Given task
Please set down all the lines beneath this one exactly, without the pictures.

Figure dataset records

((

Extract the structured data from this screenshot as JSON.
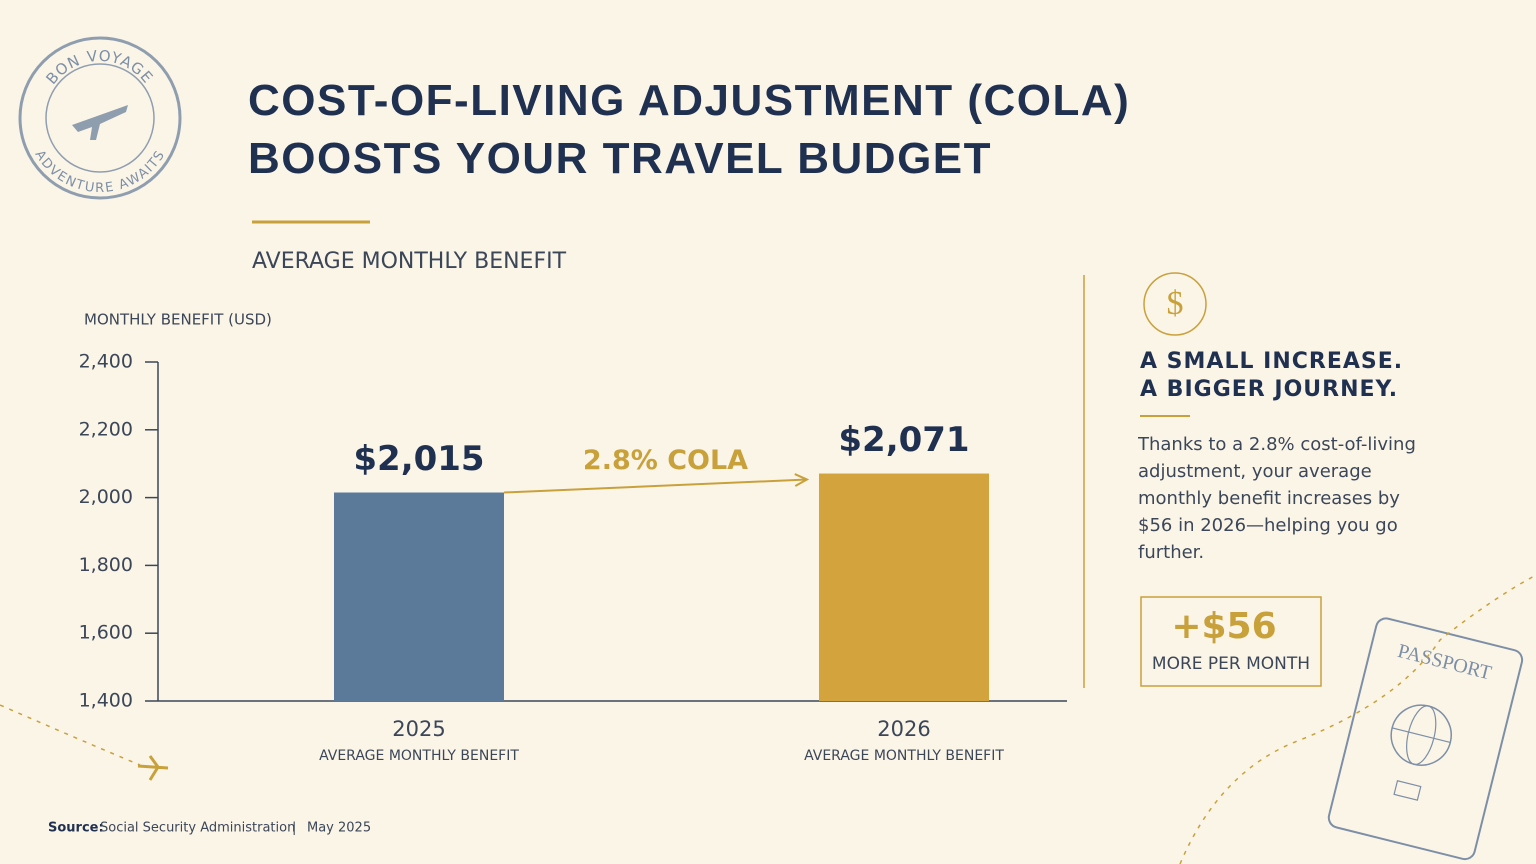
{
  "stamp": {
    "top": "BON VOYAGE",
    "bottom": "ADVENTURE AWAITS"
  },
  "chart_data": {
    "type": "bar",
    "title": "COST-OF-LIVING ADJUSTMENT (COLA)\nBOOSTS YOUR TRAVEL BUDGET",
    "subtitle": "AVERAGE MONTHLY BENEFIT",
    "y_label": "MONTHLY BENEFIT (USD)",
    "categories": [
      "2025",
      "2026"
    ],
    "category_notes": [
      "AVERAGE MONTHLY BENEFIT",
      "AVERAGE MONTHLY BENEFIT"
    ],
    "values": [
      2015,
      2071
    ],
    "value_labels": [
      "$2,015",
      "$2,071"
    ],
    "colors": [
      "#5b7a99",
      "#d3a33e"
    ],
    "annotation": "2.8% COLA",
    "ylim": [
      1400,
      2400
    ],
    "yticks": [
      {
        "value": 1400,
        "label": "1,400"
      },
      {
        "value": 1600,
        "label": "1,600"
      },
      {
        "value": 1800,
        "label": "1,800"
      },
      {
        "value": 2000,
        "label": "2,000"
      },
      {
        "value": 2200,
        "label": "2,200"
      },
      {
        "value": 2400,
        "label": "2,400"
      }
    ]
  },
  "panel": {
    "icon": "$",
    "heading": [
      "A SMALL INCREASE.",
      "A BIGGER JOURNEY."
    ],
    "body": "Thanks to a 2.8% cost-of-living adjustment, your average monthly benefit increases by $56 in 2026—helping you go further.",
    "callout": {
      "value": "+$56",
      "label": "MORE PER MONTH"
    }
  },
  "passport": "PASSPORT",
  "source": {
    "label": "Source:",
    "text": "Social Security Administration",
    "separator": "|",
    "date": "May 2025"
  }
}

))

Finished task
Extract the structured data from this screenshot as JSON.
{
  "stamp": {
    "top": "BON VOYAGE",
    "bottom": "ADVENTURE AWAITS"
  },
  "chart_data": {
    "type": "bar",
    "title": "COST-OF-LIVING ADJUSTMENT (COLA)\nBOOSTS YOUR TRAVEL BUDGET",
    "subtitle": "AVERAGE MONTHLY BENEFIT",
    "y_label": "MONTHLY BENEFIT (USD)",
    "categories": [
      "2025",
      "2026"
    ],
    "category_notes": [
      "AVERAGE MONTHLY BENEFIT",
      "AVERAGE MONTHLY BENEFIT"
    ],
    "values": [
      2015,
      2071
    ],
    "value_labels": [
      "$2,015",
      "$2,071"
    ],
    "colors": [
      "#5b7a99",
      "#d3a33e"
    ],
    "annotation": "2.8% COLA",
    "ylim": [
      1400,
      2400
    ],
    "yticks": [
      {
        "value": 1400,
        "label": "1,400"
      },
      {
        "value": 1600,
        "label": "1,600"
      },
      {
        "value": 1800,
        "label": "1,800"
      },
      {
        "value": 2000,
        "label": "2,000"
      },
      {
        "value": 2200,
        "label": "2,200"
      },
      {
        "value": 2400,
        "label": "2,400"
      }
    ]
  },
  "panel": {
    "icon": "$",
    "heading": [
      "A SMALL INCREASE.",
      "A BIGGER JOURNEY."
    ],
    "body": "Thanks to a 2.8% cost-of-living adjustment, your average monthly benefit increases by $56 in 2026—helping you go further.",
    "callout": {
      "value": "+$56",
      "label": "MORE PER MONTH"
    }
  },
  "passport": "PASSPORT",
  "source": {
    "label": "Source:",
    "text": "Social Security Administration",
    "separator": "|",
    "date": "May 2025"
  }
}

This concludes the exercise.